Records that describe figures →
** begin **

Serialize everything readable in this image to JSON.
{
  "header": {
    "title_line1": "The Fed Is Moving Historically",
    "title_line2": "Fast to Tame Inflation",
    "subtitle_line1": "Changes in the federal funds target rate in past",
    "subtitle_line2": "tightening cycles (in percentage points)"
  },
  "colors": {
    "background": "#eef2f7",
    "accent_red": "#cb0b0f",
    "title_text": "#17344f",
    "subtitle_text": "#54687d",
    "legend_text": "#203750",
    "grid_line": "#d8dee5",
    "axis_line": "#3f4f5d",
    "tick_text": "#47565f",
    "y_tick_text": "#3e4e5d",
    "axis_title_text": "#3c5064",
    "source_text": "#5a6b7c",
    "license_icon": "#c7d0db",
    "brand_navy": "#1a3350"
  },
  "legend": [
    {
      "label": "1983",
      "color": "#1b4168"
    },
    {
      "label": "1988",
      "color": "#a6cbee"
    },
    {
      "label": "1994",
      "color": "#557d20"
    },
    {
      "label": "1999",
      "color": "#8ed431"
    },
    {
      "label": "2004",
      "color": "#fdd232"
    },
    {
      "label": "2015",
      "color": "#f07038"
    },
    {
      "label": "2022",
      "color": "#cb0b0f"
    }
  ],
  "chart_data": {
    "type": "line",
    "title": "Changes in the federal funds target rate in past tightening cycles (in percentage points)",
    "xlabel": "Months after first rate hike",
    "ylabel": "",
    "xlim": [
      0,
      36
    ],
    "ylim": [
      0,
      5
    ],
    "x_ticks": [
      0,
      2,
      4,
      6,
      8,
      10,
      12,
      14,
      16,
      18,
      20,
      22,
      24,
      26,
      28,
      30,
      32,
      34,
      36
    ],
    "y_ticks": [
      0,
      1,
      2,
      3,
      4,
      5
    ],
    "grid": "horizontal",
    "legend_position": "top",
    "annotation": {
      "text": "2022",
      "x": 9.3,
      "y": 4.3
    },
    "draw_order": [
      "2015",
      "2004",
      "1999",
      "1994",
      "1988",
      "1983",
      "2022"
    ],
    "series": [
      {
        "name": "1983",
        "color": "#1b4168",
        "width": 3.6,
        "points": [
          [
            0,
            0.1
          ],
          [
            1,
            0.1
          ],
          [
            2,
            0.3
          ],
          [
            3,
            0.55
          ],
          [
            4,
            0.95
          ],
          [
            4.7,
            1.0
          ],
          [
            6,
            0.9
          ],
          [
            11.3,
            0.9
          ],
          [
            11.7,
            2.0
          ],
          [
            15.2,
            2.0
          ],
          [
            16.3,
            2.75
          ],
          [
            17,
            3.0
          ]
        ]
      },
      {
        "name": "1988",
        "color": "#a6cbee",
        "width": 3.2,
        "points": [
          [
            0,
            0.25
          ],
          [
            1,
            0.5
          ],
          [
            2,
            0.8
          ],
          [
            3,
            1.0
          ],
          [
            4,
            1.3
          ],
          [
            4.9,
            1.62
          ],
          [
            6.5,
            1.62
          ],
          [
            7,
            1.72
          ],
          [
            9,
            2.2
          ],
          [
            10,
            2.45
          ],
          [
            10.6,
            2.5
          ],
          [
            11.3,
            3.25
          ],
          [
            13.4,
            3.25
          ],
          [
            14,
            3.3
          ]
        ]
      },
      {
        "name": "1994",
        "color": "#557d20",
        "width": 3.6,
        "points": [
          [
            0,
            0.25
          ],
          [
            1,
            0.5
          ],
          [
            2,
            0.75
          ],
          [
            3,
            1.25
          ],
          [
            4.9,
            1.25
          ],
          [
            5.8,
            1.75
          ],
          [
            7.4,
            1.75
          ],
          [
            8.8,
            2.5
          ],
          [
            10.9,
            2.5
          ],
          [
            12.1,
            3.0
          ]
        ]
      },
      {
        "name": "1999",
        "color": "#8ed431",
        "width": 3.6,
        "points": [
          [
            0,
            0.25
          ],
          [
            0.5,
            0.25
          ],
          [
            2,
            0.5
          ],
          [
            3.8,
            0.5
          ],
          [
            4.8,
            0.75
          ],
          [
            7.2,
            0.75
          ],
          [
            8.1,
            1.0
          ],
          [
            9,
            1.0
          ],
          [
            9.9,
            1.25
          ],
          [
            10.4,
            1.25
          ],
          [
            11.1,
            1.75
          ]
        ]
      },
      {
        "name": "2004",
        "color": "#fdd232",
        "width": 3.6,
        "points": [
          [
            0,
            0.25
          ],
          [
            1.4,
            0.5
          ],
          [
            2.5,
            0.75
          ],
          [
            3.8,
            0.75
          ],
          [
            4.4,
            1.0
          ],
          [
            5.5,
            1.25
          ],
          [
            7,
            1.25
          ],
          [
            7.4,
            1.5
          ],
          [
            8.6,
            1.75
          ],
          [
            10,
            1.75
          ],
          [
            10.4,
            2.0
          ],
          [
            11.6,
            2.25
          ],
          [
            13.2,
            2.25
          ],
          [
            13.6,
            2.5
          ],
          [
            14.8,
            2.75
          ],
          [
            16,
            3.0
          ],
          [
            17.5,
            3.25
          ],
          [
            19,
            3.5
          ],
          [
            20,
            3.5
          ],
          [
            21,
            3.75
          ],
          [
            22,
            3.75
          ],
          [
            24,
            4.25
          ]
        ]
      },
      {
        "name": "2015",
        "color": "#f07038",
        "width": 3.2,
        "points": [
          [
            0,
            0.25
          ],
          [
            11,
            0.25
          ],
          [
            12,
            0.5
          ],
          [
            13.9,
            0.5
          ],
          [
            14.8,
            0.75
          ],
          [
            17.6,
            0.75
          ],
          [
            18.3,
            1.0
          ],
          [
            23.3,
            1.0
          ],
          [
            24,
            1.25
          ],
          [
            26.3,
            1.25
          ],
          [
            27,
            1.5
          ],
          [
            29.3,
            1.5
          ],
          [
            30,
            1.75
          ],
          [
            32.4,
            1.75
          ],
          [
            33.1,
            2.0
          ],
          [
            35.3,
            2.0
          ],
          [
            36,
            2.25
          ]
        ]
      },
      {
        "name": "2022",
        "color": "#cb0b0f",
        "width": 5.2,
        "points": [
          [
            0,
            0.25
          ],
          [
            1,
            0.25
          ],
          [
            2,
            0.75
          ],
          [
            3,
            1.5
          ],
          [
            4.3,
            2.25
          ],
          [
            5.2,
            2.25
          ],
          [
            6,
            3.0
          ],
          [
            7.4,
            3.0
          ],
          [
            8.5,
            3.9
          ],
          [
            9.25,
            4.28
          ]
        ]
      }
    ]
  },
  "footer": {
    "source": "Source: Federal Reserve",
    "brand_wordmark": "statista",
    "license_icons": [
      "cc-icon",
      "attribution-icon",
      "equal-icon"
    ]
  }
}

** end **

WORK INSTRUCTIONS →
Please quote the records above exactly, without skipping a line.

EXERCISE RESULT →
Serialize everything readable in this image to JSON.
{
  "header": {
    "title_line1": "The Fed Is Moving Historically",
    "title_line2": "Fast to Tame Inflation",
    "subtitle_line1": "Changes in the federal funds target rate in past",
    "subtitle_line2": "tightening cycles (in percentage points)"
  },
  "colors": {
    "background": "#eef2f7",
    "accent_red": "#cb0b0f",
    "title_text": "#17344f",
    "subtitle_text": "#54687d",
    "legend_text": "#203750",
    "grid_line": "#d8dee5",
    "axis_line": "#3f4f5d",
    "tick_text": "#47565f",
    "y_tick_text": "#3e4e5d",
    "axis_title_text": "#3c5064",
    "source_text": "#5a6b7c",
    "license_icon": "#c7d0db",
    "brand_navy": "#1a3350"
  },
  "legend": [
    {
      "label": "1983",
      "color": "#1b4168"
    },
    {
      "label": "1988",
      "color": "#a6cbee"
    },
    {
      "label": "1994",
      "color": "#557d20"
    },
    {
      "label": "1999",
      "color": "#8ed431"
    },
    {
      "label": "2004",
      "color": "#fdd232"
    },
    {
      "label": "2015",
      "color": "#f07038"
    },
    {
      "label": "2022",
      "color": "#cb0b0f"
    }
  ],
  "chart_data": {
    "type": "line",
    "title": "Changes in the federal funds target rate in past tightening cycles (in percentage points)",
    "xlabel": "Months after first rate hike",
    "ylabel": "",
    "xlim": [
      0,
      36
    ],
    "ylim": [
      0,
      5
    ],
    "x_ticks": [
      0,
      2,
      4,
      6,
      8,
      10,
      12,
      14,
      16,
      18,
      20,
      22,
      24,
      26,
      28,
      30,
      32,
      34,
      36
    ],
    "y_ticks": [
      0,
      1,
      2,
      3,
      4,
      5
    ],
    "grid": "horizontal",
    "legend_position": "top",
    "annotation": {
      "text": "2022",
      "x": 9.3,
      "y": 4.3
    },
    "draw_order": [
      "2015",
      "2004",
      "1999",
      "1994",
      "1988",
      "1983",
      "2022"
    ],
    "series": [
      {
        "name": "1983",
        "color": "#1b4168",
        "width": 3.6,
        "points": [
          [
            0,
            0.1
          ],
          [
            1,
            0.1
          ],
          [
            2,
            0.3
          ],
          [
            3,
            0.55
          ],
          [
            4,
            0.95
          ],
          [
            4.7,
            1.0
          ],
          [
            6,
            0.9
          ],
          [
            11.3,
            0.9
          ],
          [
            11.7,
            2.0
          ],
          [
            15.2,
            2.0
          ],
          [
            16.3,
            2.75
          ],
          [
            17,
            3.0
          ]
        ]
      },
      {
        "name": "1988",
        "color": "#a6cbee",
        "width": 3.2,
        "points": [
          [
            0,
            0.25
          ],
          [
            1,
            0.5
          ],
          [
            2,
            0.8
          ],
          [
            3,
            1.0
          ],
          [
            4,
            1.3
          ],
          [
            4.9,
            1.62
          ],
          [
            6.5,
            1.62
          ],
          [
            7,
            1.72
          ],
          [
            9,
            2.2
          ],
          [
            10,
            2.45
          ],
          [
            10.6,
            2.5
          ],
          [
            11.3,
            3.25
          ],
          [
            13.4,
            3.25
          ],
          [
            14,
            3.3
          ]
        ]
      },
      {
        "name": "1994",
        "color": "#557d20",
        "width": 3.6,
        "points": [
          [
            0,
            0.25
          ],
          [
            1,
            0.5
          ],
          [
            2,
            0.75
          ],
          [
            3,
            1.25
          ],
          [
            4.9,
            1.25
          ],
          [
            5.8,
            1.75
          ],
          [
            7.4,
            1.75
          ],
          [
            8.8,
            2.5
          ],
          [
            10.9,
            2.5
          ],
          [
            12.1,
            3.0
          ]
        ]
      },
      {
        "name": "1999",
        "color": "#8ed431",
        "width": 3.6,
        "points": [
          [
            0,
            0.25
          ],
          [
            0.5,
            0.25
          ],
          [
            2,
            0.5
          ],
          [
            3.8,
            0.5
          ],
          [
            4.8,
            0.75
          ],
          [
            7.2,
            0.75
          ],
          [
            8.1,
            1.0
          ],
          [
            9,
            1.0
          ],
          [
            9.9,
            1.25
          ],
          [
            10.4,
            1.25
          ],
          [
            11.1,
            1.75
          ]
        ]
      },
      {
        "name": "2004",
        "color": "#fdd232",
        "width": 3.6,
        "points": [
          [
            0,
            0.25
          ],
          [
            1.4,
            0.5
          ],
          [
            2.5,
            0.75
          ],
          [
            3.8,
            0.75
          ],
          [
            4.4,
            1.0
          ],
          [
            5.5,
            1.25
          ],
          [
            7,
            1.25
          ],
          [
            7.4,
            1.5
          ],
          [
            8.6,
            1.75
          ],
          [
            10,
            1.75
          ],
          [
            10.4,
            2.0
          ],
          [
            11.6,
            2.25
          ],
          [
            13.2,
            2.25
          ],
          [
            13.6,
            2.5
          ],
          [
            14.8,
            2.75
          ],
          [
            16,
            3.0
          ],
          [
            17.5,
            3.25
          ],
          [
            19,
            3.5
          ],
          [
            20,
            3.5
          ],
          [
            21,
            3.75
          ],
          [
            22,
            3.75
          ],
          [
            24,
            4.25
          ]
        ]
      },
      {
        "name": "2015",
        "color": "#f07038",
        "width": 3.2,
        "points": [
          [
            0,
            0.25
          ],
          [
            11,
            0.25
          ],
          [
            12,
            0.5
          ],
          [
            13.9,
            0.5
          ],
          [
            14.8,
            0.75
          ],
          [
            17.6,
            0.75
          ],
          [
            18.3,
            1.0
          ],
          [
            23.3,
            1.0
          ],
          [
            24,
            1.25
          ],
          [
            26.3,
            1.25
          ],
          [
            27,
            1.5
          ],
          [
            29.3,
            1.5
          ],
          [
            30,
            1.75
          ],
          [
            32.4,
            1.75
          ],
          [
            33.1,
            2.0
          ],
          [
            35.3,
            2.0
          ],
          [
            36,
            2.25
          ]
        ]
      },
      {
        "name": "2022",
        "color": "#cb0b0f",
        "width": 5.2,
        "points": [
          [
            0,
            0.25
          ],
          [
            1,
            0.25
          ],
          [
            2,
            0.75
          ],
          [
            3,
            1.5
          ],
          [
            4.3,
            2.25
          ],
          [
            5.2,
            2.25
          ],
          [
            6,
            3.0
          ],
          [
            7.4,
            3.0
          ],
          [
            8.5,
            3.9
          ],
          [
            9.25,
            4.28
          ]
        ]
      }
    ]
  },
  "footer": {
    "source": "Source: Federal Reserve",
    "brand_wordmark": "statista",
    "license_icons": [
      "cc-icon",
      "attribution-icon",
      "equal-icon"
    ]
  }
}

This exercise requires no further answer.